**Exercise:** Please copy the entries word for word, from the first line up to and including the line with "series-lines (243, 88, 2112, 1369)".

·····

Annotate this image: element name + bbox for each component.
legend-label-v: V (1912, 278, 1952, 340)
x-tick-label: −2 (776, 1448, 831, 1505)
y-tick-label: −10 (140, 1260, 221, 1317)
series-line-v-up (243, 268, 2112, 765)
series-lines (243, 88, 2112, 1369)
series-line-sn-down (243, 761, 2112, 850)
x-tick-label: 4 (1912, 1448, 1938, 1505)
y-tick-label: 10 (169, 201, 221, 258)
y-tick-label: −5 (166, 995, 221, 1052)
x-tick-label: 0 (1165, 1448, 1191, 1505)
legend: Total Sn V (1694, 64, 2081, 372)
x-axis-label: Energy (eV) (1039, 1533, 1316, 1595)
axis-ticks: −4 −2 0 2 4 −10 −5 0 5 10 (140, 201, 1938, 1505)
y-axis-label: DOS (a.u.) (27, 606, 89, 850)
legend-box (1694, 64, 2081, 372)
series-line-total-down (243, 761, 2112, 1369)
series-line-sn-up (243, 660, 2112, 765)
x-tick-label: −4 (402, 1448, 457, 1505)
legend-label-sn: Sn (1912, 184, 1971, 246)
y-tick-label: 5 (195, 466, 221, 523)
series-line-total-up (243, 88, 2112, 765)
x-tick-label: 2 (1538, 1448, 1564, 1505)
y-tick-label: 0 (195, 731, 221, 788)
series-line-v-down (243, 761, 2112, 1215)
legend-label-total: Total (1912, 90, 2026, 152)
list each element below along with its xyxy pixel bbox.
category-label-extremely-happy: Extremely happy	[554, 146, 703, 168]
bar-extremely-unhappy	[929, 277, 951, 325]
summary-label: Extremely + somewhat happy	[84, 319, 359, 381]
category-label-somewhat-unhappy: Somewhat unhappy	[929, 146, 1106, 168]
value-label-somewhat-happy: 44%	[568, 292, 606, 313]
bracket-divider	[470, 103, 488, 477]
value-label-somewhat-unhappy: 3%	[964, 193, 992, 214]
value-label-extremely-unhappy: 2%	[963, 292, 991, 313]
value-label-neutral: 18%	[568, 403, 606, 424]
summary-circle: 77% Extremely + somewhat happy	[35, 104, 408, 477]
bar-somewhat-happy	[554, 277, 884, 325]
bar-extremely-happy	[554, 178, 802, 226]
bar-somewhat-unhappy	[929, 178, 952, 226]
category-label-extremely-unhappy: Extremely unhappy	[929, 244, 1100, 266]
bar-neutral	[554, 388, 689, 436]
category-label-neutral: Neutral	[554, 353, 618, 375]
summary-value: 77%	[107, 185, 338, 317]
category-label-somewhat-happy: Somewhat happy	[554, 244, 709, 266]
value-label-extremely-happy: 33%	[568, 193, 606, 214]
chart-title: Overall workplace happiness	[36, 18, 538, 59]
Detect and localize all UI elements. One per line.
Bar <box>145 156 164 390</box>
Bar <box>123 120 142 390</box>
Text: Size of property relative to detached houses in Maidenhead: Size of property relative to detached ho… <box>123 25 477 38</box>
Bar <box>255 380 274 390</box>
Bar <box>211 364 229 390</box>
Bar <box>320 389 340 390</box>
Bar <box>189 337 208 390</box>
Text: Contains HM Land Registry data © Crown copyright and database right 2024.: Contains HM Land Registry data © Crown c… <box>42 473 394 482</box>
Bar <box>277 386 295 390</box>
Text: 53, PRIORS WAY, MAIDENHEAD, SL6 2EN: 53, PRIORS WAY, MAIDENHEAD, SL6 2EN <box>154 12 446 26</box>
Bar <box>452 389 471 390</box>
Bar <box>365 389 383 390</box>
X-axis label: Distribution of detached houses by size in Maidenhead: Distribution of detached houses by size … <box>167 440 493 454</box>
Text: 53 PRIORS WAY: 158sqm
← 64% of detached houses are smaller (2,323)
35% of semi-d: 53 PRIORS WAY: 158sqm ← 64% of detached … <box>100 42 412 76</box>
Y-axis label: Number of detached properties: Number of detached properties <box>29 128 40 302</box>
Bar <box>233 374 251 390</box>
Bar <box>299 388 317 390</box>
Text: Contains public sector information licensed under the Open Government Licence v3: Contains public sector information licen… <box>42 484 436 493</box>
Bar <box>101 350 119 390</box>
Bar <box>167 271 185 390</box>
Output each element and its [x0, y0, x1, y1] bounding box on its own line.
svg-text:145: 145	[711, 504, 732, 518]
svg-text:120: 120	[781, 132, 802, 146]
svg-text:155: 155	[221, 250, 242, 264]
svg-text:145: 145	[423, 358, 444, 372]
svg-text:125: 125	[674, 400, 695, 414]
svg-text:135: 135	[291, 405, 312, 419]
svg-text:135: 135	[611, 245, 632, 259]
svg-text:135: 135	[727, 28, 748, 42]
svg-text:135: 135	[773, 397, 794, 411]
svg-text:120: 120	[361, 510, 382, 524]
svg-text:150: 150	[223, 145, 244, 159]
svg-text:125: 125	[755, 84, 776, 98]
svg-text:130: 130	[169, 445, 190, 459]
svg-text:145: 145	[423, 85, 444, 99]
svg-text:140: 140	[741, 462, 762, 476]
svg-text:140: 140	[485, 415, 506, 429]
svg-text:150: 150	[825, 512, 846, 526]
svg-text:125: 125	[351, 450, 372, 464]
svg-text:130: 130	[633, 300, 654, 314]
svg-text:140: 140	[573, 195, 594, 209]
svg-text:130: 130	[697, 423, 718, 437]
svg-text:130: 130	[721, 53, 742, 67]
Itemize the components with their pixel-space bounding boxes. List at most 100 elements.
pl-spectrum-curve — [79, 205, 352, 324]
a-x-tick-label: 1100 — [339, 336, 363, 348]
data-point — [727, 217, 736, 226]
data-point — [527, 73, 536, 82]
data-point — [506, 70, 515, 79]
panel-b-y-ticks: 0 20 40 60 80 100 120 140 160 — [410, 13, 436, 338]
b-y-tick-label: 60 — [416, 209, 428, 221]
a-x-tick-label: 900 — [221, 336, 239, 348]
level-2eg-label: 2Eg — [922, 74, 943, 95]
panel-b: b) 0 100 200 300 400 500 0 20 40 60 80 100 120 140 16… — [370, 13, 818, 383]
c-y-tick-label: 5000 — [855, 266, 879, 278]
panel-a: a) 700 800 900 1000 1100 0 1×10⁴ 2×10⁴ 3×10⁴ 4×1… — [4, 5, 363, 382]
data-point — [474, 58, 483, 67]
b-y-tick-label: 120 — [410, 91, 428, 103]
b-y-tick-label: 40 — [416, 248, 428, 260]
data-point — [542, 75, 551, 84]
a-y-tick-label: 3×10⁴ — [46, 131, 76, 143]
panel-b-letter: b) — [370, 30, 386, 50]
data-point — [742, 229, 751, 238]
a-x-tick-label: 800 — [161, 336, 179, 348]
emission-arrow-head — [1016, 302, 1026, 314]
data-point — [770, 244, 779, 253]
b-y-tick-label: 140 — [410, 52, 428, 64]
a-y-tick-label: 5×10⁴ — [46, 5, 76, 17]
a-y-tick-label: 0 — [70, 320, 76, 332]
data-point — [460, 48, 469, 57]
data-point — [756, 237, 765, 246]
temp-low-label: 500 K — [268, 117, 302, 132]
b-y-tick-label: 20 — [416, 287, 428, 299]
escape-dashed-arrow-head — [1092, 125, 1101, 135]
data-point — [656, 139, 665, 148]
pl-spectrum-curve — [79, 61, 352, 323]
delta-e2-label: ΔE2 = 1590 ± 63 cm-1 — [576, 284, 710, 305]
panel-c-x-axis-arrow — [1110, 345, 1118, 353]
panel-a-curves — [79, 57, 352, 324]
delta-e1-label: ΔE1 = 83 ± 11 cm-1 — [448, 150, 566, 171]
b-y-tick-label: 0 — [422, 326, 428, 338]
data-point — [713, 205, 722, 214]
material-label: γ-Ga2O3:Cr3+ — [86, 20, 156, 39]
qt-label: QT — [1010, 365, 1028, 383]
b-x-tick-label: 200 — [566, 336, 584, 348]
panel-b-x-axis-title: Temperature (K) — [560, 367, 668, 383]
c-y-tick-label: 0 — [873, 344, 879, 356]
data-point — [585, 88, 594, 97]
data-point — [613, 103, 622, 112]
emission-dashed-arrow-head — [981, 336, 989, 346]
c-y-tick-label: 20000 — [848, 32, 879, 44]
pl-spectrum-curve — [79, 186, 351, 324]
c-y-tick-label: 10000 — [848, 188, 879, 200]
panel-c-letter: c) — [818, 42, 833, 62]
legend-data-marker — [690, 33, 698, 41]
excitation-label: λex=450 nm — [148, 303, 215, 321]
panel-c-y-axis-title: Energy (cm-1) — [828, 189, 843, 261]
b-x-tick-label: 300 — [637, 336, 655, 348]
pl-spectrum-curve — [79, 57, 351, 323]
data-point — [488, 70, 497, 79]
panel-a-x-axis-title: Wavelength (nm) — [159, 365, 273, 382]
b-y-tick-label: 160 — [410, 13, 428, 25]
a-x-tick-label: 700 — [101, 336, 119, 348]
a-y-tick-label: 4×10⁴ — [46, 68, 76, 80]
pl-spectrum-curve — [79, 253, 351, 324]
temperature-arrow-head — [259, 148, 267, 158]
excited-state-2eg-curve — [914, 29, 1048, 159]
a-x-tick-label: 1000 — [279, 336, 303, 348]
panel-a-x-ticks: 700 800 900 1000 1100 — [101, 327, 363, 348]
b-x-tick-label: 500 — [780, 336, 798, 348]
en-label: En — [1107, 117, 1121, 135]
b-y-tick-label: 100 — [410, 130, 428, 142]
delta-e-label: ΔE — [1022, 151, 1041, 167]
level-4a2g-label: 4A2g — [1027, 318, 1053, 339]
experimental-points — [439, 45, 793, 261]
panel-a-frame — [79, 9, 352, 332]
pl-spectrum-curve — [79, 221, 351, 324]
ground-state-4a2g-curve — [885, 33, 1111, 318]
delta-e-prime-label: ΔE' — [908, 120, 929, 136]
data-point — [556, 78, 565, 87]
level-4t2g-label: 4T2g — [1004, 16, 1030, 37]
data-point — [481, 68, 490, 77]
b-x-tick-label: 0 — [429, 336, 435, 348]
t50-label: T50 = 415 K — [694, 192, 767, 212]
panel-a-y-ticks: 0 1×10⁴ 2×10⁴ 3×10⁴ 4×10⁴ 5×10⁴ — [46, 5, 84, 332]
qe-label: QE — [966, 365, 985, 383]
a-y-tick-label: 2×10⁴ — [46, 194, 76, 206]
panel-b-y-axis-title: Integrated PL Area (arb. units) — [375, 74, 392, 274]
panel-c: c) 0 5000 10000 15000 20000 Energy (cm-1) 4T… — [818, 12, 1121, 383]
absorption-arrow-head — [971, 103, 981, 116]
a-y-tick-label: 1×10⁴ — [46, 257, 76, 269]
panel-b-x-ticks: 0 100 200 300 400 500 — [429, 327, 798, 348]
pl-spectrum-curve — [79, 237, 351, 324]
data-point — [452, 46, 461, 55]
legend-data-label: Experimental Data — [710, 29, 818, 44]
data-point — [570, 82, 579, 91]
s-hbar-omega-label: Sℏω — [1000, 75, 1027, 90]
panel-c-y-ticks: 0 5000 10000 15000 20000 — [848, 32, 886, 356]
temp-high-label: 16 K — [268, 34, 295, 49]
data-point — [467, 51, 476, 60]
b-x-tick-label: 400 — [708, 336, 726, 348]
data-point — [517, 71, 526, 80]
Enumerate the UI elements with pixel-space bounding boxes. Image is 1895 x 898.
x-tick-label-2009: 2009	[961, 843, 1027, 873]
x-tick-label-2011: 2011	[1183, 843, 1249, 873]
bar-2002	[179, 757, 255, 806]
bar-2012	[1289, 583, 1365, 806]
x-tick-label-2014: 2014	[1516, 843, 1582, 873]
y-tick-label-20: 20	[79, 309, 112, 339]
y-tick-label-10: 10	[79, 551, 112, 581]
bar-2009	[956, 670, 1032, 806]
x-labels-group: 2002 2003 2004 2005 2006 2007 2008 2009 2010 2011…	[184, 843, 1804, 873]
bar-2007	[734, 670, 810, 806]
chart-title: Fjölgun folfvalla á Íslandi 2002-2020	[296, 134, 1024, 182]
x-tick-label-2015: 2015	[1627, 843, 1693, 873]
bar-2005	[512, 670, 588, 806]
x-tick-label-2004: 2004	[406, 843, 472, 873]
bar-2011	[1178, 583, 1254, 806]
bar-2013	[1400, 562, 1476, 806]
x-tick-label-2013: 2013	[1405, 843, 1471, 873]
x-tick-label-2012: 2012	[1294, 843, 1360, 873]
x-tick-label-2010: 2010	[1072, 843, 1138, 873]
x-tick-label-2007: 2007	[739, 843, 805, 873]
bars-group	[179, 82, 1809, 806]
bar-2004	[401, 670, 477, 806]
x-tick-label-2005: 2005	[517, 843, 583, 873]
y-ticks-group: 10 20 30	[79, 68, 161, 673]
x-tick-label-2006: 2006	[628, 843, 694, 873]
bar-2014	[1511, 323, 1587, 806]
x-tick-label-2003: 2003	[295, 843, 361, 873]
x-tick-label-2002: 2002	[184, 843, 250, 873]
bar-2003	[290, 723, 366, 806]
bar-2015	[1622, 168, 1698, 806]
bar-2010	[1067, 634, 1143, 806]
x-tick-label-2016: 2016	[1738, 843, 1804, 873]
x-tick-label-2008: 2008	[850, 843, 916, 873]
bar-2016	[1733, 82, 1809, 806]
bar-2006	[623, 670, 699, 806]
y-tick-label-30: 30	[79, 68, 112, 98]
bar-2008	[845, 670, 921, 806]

·····

**Worked answer:**
Annotate this image: element name + bbox for each component.
legend-label-v: V (1912, 278, 1952, 340)
x-tick-label: −2 (776, 1448, 831, 1505)
y-tick-label: −10 (140, 1260, 221, 1317)
series-line-v-up (243, 268, 2112, 765)
series-lines (243, 88, 2112, 1369)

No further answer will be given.